# Instructions to follow:
Please output exactly the run of lines that starts at the line with "Convert this document image to plain text." and ends at the last line of the records below.

# Raw data:

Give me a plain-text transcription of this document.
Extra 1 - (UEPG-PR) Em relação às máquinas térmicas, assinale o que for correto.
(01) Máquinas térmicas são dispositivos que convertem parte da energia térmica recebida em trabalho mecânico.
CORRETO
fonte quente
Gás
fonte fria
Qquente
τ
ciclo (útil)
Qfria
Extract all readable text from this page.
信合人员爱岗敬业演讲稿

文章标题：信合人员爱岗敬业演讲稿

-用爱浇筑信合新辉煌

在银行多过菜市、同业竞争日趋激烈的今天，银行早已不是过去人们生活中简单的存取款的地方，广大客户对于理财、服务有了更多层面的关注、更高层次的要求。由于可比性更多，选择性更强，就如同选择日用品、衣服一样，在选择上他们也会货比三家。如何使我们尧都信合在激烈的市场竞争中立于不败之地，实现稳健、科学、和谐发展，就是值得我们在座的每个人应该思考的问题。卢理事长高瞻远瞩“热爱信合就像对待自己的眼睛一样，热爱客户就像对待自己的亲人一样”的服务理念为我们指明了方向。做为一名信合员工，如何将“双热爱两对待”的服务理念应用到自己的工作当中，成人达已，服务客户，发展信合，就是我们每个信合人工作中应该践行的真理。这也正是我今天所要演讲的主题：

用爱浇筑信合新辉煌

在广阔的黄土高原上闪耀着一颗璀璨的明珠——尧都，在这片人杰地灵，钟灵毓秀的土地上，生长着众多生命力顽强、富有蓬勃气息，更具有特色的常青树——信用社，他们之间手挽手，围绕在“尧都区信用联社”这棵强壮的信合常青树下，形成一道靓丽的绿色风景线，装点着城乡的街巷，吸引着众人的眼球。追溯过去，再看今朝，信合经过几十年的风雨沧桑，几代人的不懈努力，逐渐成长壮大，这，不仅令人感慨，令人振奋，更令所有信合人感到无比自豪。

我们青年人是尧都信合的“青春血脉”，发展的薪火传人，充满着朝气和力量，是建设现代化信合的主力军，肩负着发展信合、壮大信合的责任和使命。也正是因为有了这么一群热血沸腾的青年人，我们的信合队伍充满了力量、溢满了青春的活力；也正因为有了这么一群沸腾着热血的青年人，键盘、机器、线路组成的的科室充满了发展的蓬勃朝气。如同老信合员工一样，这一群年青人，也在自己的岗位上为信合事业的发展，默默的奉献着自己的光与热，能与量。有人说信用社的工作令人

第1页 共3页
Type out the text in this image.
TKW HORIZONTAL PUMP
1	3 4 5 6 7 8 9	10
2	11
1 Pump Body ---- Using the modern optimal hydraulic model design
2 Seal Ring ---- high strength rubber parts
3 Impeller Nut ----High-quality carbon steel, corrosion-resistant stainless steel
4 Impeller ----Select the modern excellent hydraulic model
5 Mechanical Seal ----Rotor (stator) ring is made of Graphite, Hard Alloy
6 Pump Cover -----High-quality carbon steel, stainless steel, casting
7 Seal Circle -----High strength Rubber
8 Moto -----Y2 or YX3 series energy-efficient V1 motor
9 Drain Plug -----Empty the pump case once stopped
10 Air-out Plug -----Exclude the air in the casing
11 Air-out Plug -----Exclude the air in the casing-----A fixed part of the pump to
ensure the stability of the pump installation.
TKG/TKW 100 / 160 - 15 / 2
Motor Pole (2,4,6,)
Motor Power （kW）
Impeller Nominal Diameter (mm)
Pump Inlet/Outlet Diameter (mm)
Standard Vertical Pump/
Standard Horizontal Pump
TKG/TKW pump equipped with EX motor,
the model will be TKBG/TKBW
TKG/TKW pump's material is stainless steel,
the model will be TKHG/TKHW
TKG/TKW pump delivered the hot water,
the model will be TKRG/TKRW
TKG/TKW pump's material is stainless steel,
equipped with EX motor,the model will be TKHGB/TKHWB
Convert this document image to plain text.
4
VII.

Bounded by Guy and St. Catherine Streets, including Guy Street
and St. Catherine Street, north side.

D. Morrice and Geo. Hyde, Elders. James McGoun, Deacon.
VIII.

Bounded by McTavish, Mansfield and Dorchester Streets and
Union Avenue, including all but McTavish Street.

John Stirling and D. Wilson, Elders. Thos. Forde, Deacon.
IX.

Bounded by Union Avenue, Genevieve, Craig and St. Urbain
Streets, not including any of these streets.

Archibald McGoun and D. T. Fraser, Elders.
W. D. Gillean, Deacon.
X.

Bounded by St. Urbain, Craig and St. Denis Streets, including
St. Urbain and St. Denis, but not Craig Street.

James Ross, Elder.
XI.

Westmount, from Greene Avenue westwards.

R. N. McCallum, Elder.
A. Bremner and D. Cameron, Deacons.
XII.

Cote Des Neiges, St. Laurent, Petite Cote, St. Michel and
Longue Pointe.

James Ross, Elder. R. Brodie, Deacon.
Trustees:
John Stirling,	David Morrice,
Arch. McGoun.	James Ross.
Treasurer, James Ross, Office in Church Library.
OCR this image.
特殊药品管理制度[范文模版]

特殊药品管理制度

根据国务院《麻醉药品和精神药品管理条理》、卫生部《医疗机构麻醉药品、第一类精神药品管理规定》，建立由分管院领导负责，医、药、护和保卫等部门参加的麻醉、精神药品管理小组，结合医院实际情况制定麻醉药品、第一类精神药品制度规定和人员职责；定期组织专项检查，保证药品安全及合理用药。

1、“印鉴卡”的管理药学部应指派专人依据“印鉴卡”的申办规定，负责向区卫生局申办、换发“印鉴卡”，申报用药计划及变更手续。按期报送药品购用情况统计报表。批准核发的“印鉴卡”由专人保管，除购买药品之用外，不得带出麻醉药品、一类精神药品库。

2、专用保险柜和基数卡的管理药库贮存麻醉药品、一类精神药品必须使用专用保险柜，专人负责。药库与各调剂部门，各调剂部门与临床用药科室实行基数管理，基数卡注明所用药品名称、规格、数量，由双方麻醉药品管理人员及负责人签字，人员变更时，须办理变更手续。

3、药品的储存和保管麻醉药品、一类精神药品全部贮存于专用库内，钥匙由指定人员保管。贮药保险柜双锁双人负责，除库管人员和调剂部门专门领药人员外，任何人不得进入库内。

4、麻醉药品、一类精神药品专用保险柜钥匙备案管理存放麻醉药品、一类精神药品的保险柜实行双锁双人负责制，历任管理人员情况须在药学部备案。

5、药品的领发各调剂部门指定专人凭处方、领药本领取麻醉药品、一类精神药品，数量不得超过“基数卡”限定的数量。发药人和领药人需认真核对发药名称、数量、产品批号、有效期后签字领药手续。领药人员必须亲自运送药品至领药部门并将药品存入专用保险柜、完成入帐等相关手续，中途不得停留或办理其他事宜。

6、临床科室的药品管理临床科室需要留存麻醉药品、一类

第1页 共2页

# Solution to this task:
Convert this document image to plain text.
4
VII.

Bounded by Guy and St. Catherine Streets, including Guy Street
and St. Catherine Street, north side.

D. Morrice and Geo. Hyde, Elders. James McGoun, Deacon.
VIII.

Bounded by McTavish, Mansfield and Dorchester Streets and
Union Avenue, including all but McTavish Street.

John Stirling and D. Wilson, Elders. Thos. Forde, Deacon.
IX.

Bounded by Union Avenue, Genevieve, Craig and St. Urbain
Streets, not including any of these streets.

Archibald McGoun and D. T. Fraser, Elders.
W. D. Gillean, Deacon.
X.

Bounded by St. Urbain, Craig and St. Denis Streets, including
St. Urbain and St. Denis, but not Craig Street.

James Ross, Elder.
XI.

Westmount, from Greene Avenue westwards.

R. N. McCallum, Elder.
A. Bremner and D. Cameron, Deacons.
XII.

Cote Des Neiges, St. Laurent, Petite Cote, St. Michel and
Longue Pointe.

James Ross, Elder. R. Brodie, Deacon.
Trustees:
John Stirling,	David Morrice,
Arch. McGoun.	James Ross.
Treasurer, James Ross, Office in Church Library.
OCR this image.
特殊药品管理制度[范文模版]

特殊药品管理制度

根据国务院《麻醉药品和精神药品管理条理》、卫生部《医疗机构麻醉药品、第一类精神药品管理规定》，建立由分管院领导负责，医、药、护和保卫等部门参加的麻醉、精神药品管理小组，结合医院实际情况制定麻醉药品、第一类精神药品制度规定和人员职责；定期组织专项检查，保证药品安全及合理用药。

1、“印鉴卡”的管理药学部应指派专人依据“印鉴卡”的申办规定，负责向区卫生局申办、换发“印鉴卡”，申报用药计划及变更手续。按期报送药品购用情况统计报表。批准核发的“印鉴卡”由专人保管，除购买药品之用外，不得带出麻醉药品、一类精神药品库。

2、专用保险柜和基数卡的管理药库贮存麻醉药品、一类精神药品必须使用专用保险柜，专人负责。药库与各调剂部门，各调剂部门与临床用药科室实行基数管理，基数卡注明所用药品名称、规格、数量，由双方麻醉药品管理人员及负责人签字，人员变更时，须办理变更手续。

3、药品的储存和保管麻醉药品、一类精神药品全部贮存于专用库内，钥匙由指定人员保管。贮药保险柜双锁双人负责，除库管人员和调剂部门专门领药人员外，任何人不得进入库内。

4、麻醉药品、一类精神药品专用保险柜钥匙备案管理存放麻醉药品、一类精神药品的保险柜实行双锁双人负责制，历任管理人员情况须在药学部备案。

5、药品的领发各调剂部门指定专人凭处方、领药本领取麻醉药品、一类精神药品，数量不得超过“基数卡”限定的数量。发药人和领药人需认真核对发药名称、数量、产品批号、有效期后签字领药手续。领药人员必须亲自运送药品至领药部门并将药品存入专用保险柜、完成入帐等相关手续，中途不得停留或办理其他事宜。

6、临床科室的药品管理临床科室需要留存麻醉药品、一类

第1页 共2页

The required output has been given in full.